Extracted material
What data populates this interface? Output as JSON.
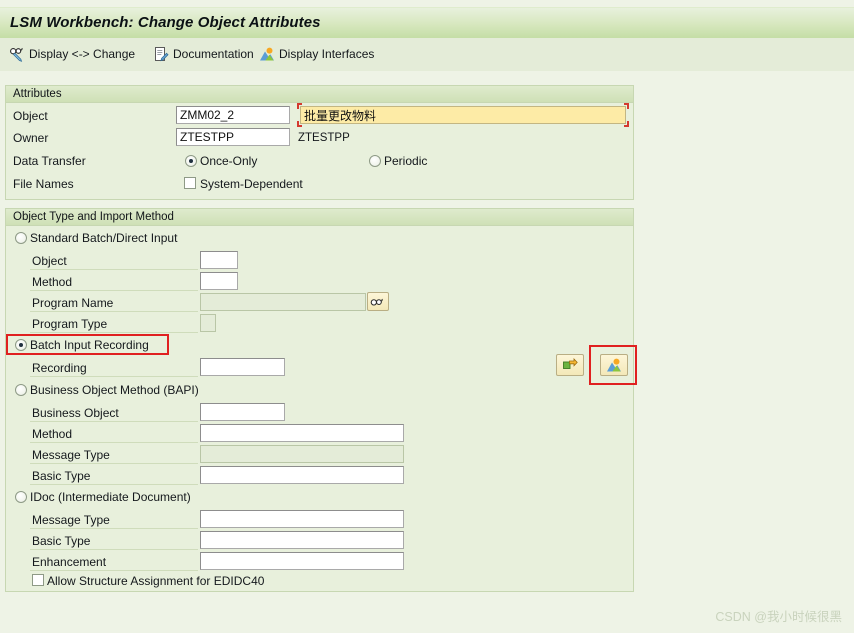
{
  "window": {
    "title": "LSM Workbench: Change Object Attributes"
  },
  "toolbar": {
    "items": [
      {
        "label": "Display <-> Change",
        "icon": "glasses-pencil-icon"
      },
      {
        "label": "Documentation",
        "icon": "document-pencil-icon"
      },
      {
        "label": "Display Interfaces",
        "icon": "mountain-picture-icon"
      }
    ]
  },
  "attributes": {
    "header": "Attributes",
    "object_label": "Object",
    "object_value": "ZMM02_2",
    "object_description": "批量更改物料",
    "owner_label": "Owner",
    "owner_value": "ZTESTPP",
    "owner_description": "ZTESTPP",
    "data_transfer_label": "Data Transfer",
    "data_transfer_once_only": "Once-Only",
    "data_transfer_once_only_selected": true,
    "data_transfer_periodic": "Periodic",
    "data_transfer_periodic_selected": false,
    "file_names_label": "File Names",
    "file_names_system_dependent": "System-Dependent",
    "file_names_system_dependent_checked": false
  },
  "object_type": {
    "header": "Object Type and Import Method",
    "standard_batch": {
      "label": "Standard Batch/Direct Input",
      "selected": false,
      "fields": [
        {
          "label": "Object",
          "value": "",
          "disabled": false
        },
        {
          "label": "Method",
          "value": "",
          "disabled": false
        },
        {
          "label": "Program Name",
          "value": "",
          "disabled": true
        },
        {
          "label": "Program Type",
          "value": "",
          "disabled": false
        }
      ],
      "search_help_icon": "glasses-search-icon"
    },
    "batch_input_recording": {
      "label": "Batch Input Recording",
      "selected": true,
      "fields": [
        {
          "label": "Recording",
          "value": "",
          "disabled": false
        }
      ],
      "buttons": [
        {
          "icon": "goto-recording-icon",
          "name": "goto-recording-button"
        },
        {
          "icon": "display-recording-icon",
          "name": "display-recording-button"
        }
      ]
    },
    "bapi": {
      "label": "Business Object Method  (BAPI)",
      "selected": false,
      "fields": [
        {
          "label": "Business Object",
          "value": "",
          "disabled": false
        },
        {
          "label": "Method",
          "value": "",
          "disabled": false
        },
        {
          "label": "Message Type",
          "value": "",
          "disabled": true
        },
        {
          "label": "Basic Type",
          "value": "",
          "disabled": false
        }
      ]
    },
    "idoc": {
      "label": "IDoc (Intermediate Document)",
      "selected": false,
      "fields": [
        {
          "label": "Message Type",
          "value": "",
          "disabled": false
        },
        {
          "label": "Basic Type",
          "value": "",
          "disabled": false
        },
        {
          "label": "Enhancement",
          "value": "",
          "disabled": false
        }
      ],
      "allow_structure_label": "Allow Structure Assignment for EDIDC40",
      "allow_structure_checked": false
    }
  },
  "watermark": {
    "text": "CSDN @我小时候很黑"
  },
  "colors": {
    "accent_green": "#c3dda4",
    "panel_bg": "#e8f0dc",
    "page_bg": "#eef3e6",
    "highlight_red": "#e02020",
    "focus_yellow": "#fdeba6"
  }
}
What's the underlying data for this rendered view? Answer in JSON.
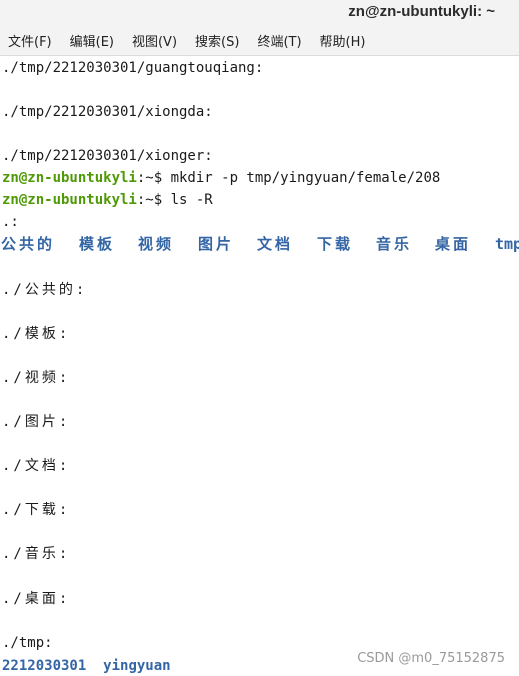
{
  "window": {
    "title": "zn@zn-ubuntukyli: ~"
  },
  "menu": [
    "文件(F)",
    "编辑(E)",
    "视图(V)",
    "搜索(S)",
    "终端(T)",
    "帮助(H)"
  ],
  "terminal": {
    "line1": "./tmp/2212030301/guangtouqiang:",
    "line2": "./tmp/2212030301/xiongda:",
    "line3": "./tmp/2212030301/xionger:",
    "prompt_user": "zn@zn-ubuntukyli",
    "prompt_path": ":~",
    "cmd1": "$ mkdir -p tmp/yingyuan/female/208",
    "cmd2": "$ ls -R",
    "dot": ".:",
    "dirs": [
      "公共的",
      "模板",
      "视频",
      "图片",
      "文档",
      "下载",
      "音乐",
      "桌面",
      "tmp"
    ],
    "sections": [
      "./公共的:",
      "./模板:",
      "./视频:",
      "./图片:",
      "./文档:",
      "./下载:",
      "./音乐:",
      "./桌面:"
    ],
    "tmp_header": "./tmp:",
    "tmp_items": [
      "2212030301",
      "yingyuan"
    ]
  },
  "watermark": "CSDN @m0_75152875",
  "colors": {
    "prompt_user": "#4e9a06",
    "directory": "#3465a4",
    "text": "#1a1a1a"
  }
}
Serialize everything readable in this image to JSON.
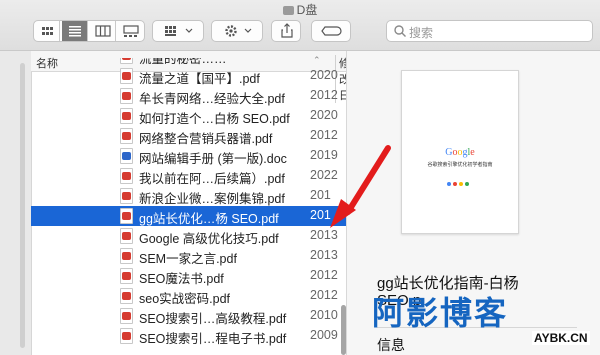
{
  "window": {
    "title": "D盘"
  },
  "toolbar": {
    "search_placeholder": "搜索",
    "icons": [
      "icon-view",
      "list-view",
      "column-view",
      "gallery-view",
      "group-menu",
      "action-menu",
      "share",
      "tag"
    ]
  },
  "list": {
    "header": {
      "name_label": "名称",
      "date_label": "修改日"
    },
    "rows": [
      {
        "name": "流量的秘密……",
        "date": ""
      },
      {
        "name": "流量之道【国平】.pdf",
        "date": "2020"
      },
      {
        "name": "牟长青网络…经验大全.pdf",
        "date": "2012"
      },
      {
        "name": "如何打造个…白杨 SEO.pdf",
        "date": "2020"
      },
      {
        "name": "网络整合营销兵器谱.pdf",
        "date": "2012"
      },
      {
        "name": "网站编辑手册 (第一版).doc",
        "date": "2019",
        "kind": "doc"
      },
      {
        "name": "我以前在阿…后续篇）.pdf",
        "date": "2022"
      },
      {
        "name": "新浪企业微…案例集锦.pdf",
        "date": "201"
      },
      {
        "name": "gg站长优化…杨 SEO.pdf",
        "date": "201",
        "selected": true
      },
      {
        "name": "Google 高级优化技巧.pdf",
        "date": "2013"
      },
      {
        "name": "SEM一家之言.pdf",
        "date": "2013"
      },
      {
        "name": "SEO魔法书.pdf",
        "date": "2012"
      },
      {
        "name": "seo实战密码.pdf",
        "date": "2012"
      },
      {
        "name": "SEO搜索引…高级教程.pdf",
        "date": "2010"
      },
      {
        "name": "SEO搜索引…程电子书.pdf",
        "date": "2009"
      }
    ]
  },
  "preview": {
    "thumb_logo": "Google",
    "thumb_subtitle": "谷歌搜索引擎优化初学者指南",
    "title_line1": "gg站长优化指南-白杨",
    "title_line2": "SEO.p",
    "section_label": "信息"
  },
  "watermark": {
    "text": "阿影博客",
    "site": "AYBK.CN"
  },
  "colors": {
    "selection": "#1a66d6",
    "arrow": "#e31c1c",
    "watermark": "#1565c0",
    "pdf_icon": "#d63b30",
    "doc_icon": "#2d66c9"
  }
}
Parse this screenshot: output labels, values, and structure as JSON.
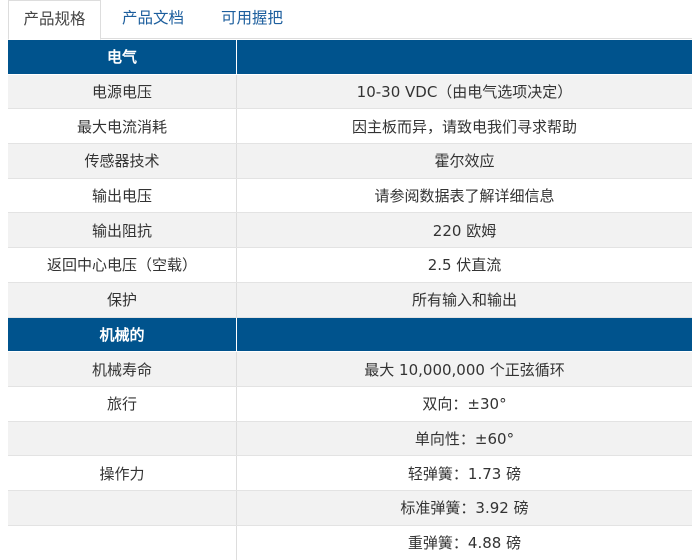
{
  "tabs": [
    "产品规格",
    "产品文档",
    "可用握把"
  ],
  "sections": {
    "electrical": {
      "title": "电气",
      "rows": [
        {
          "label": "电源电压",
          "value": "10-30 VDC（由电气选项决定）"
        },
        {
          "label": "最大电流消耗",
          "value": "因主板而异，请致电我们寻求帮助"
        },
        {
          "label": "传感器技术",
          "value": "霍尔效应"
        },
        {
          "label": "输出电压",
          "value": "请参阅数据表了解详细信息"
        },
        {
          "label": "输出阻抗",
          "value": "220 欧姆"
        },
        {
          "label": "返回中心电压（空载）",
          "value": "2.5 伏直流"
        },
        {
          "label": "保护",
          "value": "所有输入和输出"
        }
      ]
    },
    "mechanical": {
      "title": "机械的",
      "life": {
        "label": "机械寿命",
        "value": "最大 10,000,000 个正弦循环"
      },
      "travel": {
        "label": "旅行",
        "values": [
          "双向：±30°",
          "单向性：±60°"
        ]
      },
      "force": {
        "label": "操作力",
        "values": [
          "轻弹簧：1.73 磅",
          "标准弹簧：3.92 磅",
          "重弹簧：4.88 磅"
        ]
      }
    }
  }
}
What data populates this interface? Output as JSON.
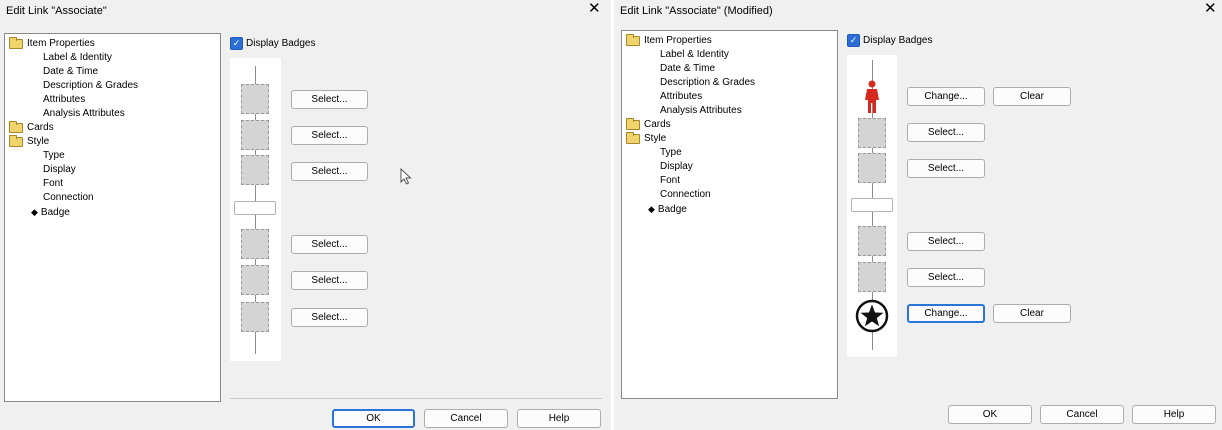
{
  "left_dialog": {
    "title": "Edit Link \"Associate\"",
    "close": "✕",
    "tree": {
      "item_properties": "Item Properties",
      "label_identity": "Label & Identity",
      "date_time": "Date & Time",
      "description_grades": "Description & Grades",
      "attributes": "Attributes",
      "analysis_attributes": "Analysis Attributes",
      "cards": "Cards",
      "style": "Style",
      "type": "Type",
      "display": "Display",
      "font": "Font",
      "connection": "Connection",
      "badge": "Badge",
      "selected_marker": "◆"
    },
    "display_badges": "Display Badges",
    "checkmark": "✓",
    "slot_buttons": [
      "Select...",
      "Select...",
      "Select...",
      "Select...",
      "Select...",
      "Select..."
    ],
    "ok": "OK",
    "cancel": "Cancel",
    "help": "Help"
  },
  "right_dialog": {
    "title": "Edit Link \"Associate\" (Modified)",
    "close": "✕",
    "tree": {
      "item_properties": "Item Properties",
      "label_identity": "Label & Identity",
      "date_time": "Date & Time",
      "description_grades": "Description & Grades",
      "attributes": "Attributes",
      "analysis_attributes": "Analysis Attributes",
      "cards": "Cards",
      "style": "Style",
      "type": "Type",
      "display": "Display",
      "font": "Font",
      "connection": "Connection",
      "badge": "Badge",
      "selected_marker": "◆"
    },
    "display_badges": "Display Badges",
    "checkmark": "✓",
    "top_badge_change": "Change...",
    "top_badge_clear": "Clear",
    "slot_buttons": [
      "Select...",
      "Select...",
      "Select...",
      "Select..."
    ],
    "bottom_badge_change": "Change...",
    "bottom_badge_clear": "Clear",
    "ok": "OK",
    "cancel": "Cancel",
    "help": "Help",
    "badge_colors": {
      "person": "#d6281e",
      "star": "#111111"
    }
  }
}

What is being asked
Write down every line of the data above that includes the string "JSON".

Answer to the problem
What data populates this interface? Output as JSON.
What's the underlying data for this rendered view? Answer in JSON.
Serialize everything readable in this image to JSON.
Parse this screenshot: output labels, values, and structure as JSON.
What data populates this interface? Output as JSON.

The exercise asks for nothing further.